[start]
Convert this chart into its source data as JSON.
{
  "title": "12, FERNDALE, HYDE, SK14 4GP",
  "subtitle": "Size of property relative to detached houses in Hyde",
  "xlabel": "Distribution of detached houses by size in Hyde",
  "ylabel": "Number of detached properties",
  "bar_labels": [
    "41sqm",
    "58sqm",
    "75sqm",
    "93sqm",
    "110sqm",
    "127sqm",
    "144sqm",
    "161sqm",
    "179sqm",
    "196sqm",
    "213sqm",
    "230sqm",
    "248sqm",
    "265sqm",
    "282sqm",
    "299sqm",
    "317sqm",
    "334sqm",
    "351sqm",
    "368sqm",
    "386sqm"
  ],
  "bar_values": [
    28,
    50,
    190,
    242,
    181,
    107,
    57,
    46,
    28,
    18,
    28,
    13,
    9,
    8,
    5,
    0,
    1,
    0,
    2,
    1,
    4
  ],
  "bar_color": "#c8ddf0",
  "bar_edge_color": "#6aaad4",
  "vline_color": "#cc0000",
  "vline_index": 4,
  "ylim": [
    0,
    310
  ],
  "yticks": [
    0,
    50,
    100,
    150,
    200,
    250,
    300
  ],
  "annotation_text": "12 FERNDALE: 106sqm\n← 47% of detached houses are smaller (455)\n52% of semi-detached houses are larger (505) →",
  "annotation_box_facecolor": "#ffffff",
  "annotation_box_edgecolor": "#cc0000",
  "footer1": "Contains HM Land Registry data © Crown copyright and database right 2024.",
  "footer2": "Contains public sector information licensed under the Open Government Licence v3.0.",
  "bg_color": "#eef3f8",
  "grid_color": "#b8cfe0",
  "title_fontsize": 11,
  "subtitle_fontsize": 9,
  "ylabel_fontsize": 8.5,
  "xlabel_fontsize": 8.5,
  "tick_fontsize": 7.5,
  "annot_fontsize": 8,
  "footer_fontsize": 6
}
[end]
TASK GOAL: Print every record above exactly as written.

THE RESPONSE:
Convert this chart into its source data as JSON.
{
  "title": "12, FERNDALE, HYDE, SK14 4GP",
  "subtitle": "Size of property relative to detached houses in Hyde",
  "xlabel": "Distribution of detached houses by size in Hyde",
  "ylabel": "Number of detached properties",
  "bar_labels": [
    "41sqm",
    "58sqm",
    "75sqm",
    "93sqm",
    "110sqm",
    "127sqm",
    "144sqm",
    "161sqm",
    "179sqm",
    "196sqm",
    "213sqm",
    "230sqm",
    "248sqm",
    "265sqm",
    "282sqm",
    "299sqm",
    "317sqm",
    "334sqm",
    "351sqm",
    "368sqm",
    "386sqm"
  ],
  "bar_values": [
    28,
    50,
    190,
    242,
    181,
    107,
    57,
    46,
    28,
    18,
    28,
    13,
    9,
    8,
    5,
    0,
    1,
    0,
    2,
    1,
    4
  ],
  "bar_color": "#c8ddf0",
  "bar_edge_color": "#6aaad4",
  "vline_color": "#cc0000",
  "vline_index": 4,
  "ylim": [
    0,
    310
  ],
  "yticks": [
    0,
    50,
    100,
    150,
    200,
    250,
    300
  ],
  "annotation_text": "12 FERNDALE: 106sqm\n← 47% of detached houses are smaller (455)\n52% of semi-detached houses are larger (505) →",
  "annotation_box_facecolor": "#ffffff",
  "annotation_box_edgecolor": "#cc0000",
  "footer1": "Contains HM Land Registry data © Crown copyright and database right 2024.",
  "footer2": "Contains public sector information licensed under the Open Government Licence v3.0.",
  "bg_color": "#eef3f8",
  "grid_color": "#b8cfe0",
  "title_fontsize": 11,
  "subtitle_fontsize": 9,
  "ylabel_fontsize": 8.5,
  "xlabel_fontsize": 8.5,
  "tick_fontsize": 7.5,
  "annot_fontsize": 8,
  "footer_fontsize": 6
}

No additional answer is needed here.